== RECORDS FOR THIS TASK ==
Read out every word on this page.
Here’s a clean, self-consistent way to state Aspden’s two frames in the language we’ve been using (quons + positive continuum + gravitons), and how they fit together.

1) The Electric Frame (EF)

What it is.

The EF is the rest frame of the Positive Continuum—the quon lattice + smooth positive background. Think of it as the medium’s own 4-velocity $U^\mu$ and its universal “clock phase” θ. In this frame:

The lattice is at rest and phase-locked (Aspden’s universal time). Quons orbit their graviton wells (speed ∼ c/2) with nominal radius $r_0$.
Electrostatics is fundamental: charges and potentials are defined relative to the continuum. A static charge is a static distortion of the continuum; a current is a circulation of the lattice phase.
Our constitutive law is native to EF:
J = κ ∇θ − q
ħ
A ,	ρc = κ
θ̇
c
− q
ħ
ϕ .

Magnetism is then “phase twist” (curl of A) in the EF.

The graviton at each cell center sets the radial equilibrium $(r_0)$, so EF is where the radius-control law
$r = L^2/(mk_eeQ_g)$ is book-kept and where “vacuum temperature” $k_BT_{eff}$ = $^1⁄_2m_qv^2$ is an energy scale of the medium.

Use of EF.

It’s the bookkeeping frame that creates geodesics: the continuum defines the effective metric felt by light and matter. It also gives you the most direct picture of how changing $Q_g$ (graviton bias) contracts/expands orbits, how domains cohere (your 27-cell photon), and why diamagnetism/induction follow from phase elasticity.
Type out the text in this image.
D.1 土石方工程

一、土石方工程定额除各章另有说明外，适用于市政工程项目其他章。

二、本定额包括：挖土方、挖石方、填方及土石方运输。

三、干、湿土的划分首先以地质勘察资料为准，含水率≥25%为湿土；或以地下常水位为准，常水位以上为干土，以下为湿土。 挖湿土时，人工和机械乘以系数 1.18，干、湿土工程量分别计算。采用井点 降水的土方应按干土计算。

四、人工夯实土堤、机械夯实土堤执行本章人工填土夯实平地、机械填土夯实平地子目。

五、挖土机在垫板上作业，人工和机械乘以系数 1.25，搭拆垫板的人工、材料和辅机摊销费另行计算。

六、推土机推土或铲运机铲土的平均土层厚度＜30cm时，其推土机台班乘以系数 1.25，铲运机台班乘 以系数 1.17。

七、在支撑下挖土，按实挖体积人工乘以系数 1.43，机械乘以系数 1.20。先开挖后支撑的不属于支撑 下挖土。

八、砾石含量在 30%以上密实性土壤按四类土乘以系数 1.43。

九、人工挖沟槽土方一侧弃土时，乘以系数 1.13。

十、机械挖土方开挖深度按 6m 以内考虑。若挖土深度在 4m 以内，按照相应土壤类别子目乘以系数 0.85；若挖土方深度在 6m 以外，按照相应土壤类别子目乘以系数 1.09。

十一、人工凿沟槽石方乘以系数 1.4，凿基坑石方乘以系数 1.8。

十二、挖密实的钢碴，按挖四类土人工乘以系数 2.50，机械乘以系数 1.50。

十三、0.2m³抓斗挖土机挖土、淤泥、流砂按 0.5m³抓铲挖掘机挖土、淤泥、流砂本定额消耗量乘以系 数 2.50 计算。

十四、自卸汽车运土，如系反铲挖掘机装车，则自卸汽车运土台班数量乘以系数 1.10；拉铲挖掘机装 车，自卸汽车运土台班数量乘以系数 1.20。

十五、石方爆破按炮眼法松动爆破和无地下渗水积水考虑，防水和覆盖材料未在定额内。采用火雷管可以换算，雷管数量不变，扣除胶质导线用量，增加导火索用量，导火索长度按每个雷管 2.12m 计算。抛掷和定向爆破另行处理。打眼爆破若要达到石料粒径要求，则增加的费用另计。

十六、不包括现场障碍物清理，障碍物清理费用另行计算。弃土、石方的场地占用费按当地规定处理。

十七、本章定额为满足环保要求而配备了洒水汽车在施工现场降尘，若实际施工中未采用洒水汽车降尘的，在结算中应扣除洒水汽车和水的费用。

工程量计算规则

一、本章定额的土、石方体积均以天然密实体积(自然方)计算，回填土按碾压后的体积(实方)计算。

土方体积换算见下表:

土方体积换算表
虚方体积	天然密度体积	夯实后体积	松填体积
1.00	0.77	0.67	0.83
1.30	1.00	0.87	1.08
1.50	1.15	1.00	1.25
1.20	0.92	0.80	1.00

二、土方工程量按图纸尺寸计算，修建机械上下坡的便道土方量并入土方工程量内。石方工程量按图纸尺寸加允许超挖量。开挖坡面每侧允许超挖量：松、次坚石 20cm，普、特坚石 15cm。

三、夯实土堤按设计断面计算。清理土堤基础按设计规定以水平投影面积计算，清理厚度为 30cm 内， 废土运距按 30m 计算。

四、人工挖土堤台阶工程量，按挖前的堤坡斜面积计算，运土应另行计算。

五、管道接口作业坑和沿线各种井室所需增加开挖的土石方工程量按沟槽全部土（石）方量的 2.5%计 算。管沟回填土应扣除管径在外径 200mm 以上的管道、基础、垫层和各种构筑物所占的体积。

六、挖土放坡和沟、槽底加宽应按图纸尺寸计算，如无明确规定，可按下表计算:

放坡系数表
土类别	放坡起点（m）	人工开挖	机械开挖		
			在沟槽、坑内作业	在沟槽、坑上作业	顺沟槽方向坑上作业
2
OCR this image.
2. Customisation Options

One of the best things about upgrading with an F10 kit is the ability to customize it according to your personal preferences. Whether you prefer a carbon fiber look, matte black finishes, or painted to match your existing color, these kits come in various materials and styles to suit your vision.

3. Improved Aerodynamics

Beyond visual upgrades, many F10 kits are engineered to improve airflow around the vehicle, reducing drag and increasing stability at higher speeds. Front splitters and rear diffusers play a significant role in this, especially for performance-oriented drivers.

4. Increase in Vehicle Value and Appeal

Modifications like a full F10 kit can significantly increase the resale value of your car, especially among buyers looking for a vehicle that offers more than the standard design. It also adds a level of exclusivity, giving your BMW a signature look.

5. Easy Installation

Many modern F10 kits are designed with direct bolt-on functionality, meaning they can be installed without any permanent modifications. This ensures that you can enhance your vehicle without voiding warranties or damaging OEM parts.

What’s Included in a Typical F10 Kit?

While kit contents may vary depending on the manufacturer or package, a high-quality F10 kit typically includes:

== STATED PROBLEM ==
Scan the material above for the string "phase" and return the lines that hold it.

== FULL ANSWER ==
The EF is the rest frame of the Positive Continuum—the quon lattice + smooth positive background. Think of it as the medium’s own 4-velocity $U^\mu$ and its universal “clock phase” θ. In this frame:
The lattice is at rest and phase-locked (Aspden’s universal time). Quons orbit their graviton wells (speed ∼ c/2) with nominal radius $r_0$.
Electrostatics is fundamental: charges and potentials are defined relative to the continuum. A static charge is a static distortion of the continuum; a current is a circulation of the lattice phase.
Magnetism is then “phase twist” (curl of A) in the EF.
It’s the bookkeeping frame that creates geodesics: the continuum defines the effective metric felt by light and matter. It also gives you the most direct picture of how changing $Q_g$ (graviton bias) contracts/expands orbits, how domains cohere (your 27-cell photon), and why diamagnetism/induction follow from phase elasticity.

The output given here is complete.